• **Passage shown**
====

Christ, I can go for hours without missing a makeable shot in pool when my stroke fundamentals are on, and then the next day not be able to run one rack of nine ball out of five. The pattern is pretty much always the same: First you concentrate on your stroke fundamentals on each shot, AKA "remembering what got you there". Gradually you see better and better results, and after a while you're in dead punch and you feel you can take on anyone. And then you get so damn loose you start foolishly thinking "this ####'s easy". You then get overconfident and forget one tiny little bit of the sequence in your muscle memory which makes all the difference in the world, and before you know it you feel like you'll never make another ball. This is pool, but the same pattern holds for hitters or golfers. Only the very top players in all of these highly individualistic sports have the consistent mental focus not to slip from confidence into overconfidence. And yes, once you're in either a hot or a cold streak, it's a very predictable pattern that can last for days at a stretch.


Yes, exactly.

Standing over the putt you can actually feel; "yes I have a good idea how this putt is going to roll, and how hard to hit it". Other times, you're just guessing what to do.
   31. Ray (RDP) Posted: July 17, 2014 at 04:13 PM (#4753057)
So then are hitting and pitching coaches little more than overpaid astrologers?


Yes, obviously. Is this a trick question?

There's a reason Sean doesn't put hitting/pitching coaches on baseball-reference next to a player's line.
   32. snapper (history's 42nd greatest monster) Posted: July 17, 2014 at 04:23 PM (#4753063)
Yes, obviously. Is this a trick question?

There's a reason Sean doesn't put hitting/pitching coaches on baseball-reference next to a player's line.


You don't believe in mechanics, and the possibly of someone observing your mechanics and detecting flaws? Do you didmiss video analysis as well?

Now, it may be true that there's not a huge difference from one coach to another (i.e. the skills are fairly common) but that doesn't mean there's not a big difference between having a qualified coach, and not having one.
   33. The Good Face Posted: July 17, 2014 at 04:23 PM (#4753065)
Stephen Jay Gould is goofy?

Well, was, at any rate.


Yep. The guy was a charlatan who was full of crap on pretty much every subject he opined on other than snails. And possibly even snails, but really who could be bothered to check. Good writer though.
   34. Nasty Nate Posted: July 17, 2014 at 04:30 PM (#4753076)
You don't believe in mechanics, and the possibly of someone observing your mechanics and detecting flaws? Do you didmiss video analysis as well?


Of course he doesn't. He believes the players are weighted random number generators.
   35. Jolly Old St. Nick Is A Jolly Old St. Crip Posted: July 17, 2014 at 04:46 PM (#4753098)
So then are hitting and pitching coaches little more than overpaid astrologers?

Yes, obviously. Is this a trick question?

There's a reason Sean doesn't put hitting/pitching coaches on baseball-reference next to a player's line.


Yes, and I'm sure that a genius like you can tell us what that reason might be, after you've finished firing all the managers** and GMs who don't make decisions that meet with your Divine Approval. Jesus, you sound more like a third rate parody of a Bizarro World Murray Chass every day.

====

From the forum thread above, write out the stretch from "Yep. The guy" through "Good writer though." word for word.

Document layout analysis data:
====

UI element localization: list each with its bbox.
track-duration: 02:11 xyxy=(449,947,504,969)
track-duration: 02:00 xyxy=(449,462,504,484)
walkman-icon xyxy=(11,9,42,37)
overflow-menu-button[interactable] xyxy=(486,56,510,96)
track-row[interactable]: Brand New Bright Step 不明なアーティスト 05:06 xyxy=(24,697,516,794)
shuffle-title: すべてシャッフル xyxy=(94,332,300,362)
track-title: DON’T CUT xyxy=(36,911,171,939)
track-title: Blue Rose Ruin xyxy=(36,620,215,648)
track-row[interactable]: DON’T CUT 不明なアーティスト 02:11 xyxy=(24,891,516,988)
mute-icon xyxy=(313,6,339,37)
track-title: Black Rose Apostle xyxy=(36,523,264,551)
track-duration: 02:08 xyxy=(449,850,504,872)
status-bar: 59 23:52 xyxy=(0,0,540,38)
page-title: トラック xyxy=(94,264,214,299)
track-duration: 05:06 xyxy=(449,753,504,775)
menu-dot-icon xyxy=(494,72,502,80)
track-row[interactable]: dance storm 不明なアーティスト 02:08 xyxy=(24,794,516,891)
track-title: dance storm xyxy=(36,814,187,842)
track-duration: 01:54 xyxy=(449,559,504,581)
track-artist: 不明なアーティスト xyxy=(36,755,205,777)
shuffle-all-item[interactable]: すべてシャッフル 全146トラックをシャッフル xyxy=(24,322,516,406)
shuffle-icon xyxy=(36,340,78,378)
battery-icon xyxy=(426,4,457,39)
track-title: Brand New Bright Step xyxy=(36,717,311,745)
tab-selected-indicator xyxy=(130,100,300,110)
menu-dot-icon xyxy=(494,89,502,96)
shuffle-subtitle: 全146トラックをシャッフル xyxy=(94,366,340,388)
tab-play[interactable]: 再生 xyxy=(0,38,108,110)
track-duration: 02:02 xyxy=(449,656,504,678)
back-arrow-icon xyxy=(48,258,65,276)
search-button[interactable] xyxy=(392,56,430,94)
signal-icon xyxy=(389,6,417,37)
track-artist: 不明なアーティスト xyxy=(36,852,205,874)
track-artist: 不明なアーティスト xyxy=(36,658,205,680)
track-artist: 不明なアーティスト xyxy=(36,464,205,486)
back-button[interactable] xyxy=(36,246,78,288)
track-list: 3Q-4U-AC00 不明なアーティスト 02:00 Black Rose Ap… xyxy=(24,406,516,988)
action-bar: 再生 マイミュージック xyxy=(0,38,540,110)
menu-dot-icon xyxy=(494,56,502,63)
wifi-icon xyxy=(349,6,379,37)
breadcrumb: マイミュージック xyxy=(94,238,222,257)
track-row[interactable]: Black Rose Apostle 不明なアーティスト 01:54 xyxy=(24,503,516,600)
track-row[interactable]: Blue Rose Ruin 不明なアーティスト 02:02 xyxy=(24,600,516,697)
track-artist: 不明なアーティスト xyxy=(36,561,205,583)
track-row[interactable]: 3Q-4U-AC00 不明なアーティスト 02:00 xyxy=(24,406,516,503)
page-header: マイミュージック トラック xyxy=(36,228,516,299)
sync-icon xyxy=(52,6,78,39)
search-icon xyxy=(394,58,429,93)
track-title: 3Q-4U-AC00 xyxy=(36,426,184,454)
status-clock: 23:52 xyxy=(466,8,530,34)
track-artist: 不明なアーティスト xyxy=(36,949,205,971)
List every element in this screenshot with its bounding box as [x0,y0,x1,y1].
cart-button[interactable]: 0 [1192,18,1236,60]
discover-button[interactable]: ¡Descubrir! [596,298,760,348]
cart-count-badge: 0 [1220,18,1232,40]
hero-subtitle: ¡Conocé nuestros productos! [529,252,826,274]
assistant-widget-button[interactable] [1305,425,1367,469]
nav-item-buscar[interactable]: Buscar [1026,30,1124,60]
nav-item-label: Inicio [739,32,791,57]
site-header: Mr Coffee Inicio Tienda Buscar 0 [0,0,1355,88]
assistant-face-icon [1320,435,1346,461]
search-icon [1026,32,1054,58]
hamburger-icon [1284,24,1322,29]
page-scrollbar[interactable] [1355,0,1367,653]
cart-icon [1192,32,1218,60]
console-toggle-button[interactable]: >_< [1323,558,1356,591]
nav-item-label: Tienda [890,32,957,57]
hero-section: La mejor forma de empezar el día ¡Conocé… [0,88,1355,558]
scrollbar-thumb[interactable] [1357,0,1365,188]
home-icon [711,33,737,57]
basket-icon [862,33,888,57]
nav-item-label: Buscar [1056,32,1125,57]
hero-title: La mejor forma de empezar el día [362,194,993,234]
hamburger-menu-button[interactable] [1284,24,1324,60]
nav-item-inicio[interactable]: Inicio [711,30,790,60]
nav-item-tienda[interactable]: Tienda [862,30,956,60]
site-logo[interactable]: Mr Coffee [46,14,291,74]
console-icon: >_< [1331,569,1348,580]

====

• **Solution**
Yep. The guy was a charlatan who was full of crap on pretty much every subject he opined on other than snails. And possibly even snails, but really who could be bothered to check. Good writer though.